Items from a data source
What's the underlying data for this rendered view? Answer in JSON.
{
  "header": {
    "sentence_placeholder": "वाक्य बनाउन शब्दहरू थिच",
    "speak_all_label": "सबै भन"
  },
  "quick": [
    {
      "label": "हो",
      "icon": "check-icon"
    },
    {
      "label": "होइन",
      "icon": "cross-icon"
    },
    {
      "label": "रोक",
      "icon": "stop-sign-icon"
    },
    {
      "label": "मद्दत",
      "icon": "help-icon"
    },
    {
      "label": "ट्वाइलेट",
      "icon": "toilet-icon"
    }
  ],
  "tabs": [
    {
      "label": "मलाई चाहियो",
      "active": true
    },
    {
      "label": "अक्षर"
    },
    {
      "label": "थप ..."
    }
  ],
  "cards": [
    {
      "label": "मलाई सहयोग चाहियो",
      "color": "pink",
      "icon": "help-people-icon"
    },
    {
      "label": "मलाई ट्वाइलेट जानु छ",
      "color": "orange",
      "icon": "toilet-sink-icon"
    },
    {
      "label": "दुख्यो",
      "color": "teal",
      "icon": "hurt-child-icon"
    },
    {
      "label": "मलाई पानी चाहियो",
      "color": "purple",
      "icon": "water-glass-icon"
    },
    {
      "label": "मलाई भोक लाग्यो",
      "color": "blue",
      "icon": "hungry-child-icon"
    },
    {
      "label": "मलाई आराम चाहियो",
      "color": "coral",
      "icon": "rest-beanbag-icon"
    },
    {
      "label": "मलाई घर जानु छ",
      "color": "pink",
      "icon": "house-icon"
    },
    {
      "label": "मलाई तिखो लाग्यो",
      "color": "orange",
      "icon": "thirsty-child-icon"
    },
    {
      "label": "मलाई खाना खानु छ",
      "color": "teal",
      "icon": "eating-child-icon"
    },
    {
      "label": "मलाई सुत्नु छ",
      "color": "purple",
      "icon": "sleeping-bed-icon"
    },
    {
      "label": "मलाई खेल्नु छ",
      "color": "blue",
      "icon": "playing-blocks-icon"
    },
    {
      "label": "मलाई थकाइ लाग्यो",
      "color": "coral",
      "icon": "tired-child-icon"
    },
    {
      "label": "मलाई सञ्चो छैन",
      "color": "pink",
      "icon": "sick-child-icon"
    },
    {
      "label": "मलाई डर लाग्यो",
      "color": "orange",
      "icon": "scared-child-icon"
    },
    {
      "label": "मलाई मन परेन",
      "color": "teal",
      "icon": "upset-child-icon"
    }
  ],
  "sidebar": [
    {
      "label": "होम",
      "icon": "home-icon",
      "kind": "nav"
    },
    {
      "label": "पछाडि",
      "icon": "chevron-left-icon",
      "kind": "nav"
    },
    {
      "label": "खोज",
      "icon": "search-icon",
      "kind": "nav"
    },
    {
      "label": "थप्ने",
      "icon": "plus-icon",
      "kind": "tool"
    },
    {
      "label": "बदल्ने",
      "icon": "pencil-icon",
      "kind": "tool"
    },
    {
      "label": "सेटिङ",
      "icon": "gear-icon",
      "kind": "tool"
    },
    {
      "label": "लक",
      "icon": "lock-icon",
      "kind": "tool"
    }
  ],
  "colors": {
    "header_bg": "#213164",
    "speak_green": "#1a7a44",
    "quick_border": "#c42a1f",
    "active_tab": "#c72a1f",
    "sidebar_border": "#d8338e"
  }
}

▸ Your objective
Using the exact wording, write out all of the records.

▸ Solution for this task
What's the underlying data for this rendered view? Answer in JSON.
{
  "header": {
    "sentence_placeholder": "वाक्य बनाउन शब्दहरू थिच",
    "speak_all_label": "सबै भन"
  },
  "quick": [
    {
      "label": "हो",
      "icon": "check-icon"
    },
    {
      "label": "होइन",
      "icon": "cross-icon"
    },
    {
      "label": "रोक",
      "icon": "stop-sign-icon"
    },
    {
      "label": "मद्दत",
      "icon": "help-icon"
    },
    {
      "label": "ट्वाइलेट",
      "icon": "toilet-icon"
    }
  ],
  "tabs": [
    {
      "label": "मलाई चाहियो",
      "active": true
    },
    {
      "label": "अक्षर"
    },
    {
      "label": "थप ..."
    }
  ],
  "cards": [
    {
      "label": "मलाई सहयोग चाहियो",
      "color": "pink",
      "icon": "help-people-icon"
    },
    {
      "label": "मलाई ट्वाइलेट जानु छ",
      "color": "orange",
      "icon": "toilet-sink-icon"
    },
    {
      "label": "दुख्यो",
      "color": "teal",
      "icon": "hurt-child-icon"
    },
    {
      "label": "मलाई पानी चाहियो",
      "color": "purple",
      "icon": "water-glass-icon"
    },
    {
      "label": "मलाई भोक लाग्यो",
      "color": "blue",
      "icon": "hungry-child-icon"
    },
    {
      "label": "मलाई आराम चाहियो",
      "color": "coral",
      "icon": "rest-beanbag-icon"
    },
    {
      "label": "मलाई घर जानु छ",
      "color": "pink",
      "icon": "house-icon"
    },
    {
      "label": "मलाई तिखो लाग्यो",
      "color": "orange",
      "icon": "thirsty-child-icon"
    },
    {
      "label": "मलाई खाना खानु छ",
      "color": "teal",
      "icon": "eating-child-icon"
    },
    {
      "label": "मलाई सुत्नु छ",
      "color": "purple",
      "icon": "sleeping-bed-icon"
    },
    {
      "label": "मलाई खेल्नु छ",
      "color": "blue",
      "icon": "playing-blocks-icon"
    },
    {
      "label": "मलाई थकाइ लाग्यो",
      "color": "coral",
      "icon": "tired-child-icon"
    },
    {
      "label": "मलाई सञ्चो छैन",
      "color": "pink",
      "icon": "sick-child-icon"
    },
    {
      "label": "मलाई डर लाग्यो",
      "color": "orange",
      "icon": "scared-child-icon"
    },
    {
      "label": "मलाई मन परेन",
      "color": "teal",
      "icon": "upset-child-icon"
    }
  ],
  "sidebar": [
    {
      "label": "होम",
      "icon": "home-icon",
      "kind": "nav"
    },
    {
      "label": "पछाडि",
      "icon": "chevron-left-icon",
      "kind": "nav"
    },
    {
      "label": "खोज",
      "icon": "search-icon",
      "kind": "nav"
    },
    {
      "label": "थप्ने",
      "icon": "plus-icon",
      "kind": "tool"
    },
    {
      "label": "बदल्ने",
      "icon": "pencil-icon",
      "kind": "tool"
    },
    {
      "label": "सेटिङ",
      "icon": "gear-icon",
      "kind": "tool"
    },
    {
      "label": "लक",
      "icon": "lock-icon",
      "kind": "tool"
    }
  ],
  "colors": {
    "header_bg": "#213164",
    "speak_green": "#1a7a44",
    "quick_border": "#c42a1f",
    "active_tab": "#c72a1f",
    "sidebar_border": "#d8338e"
  }
}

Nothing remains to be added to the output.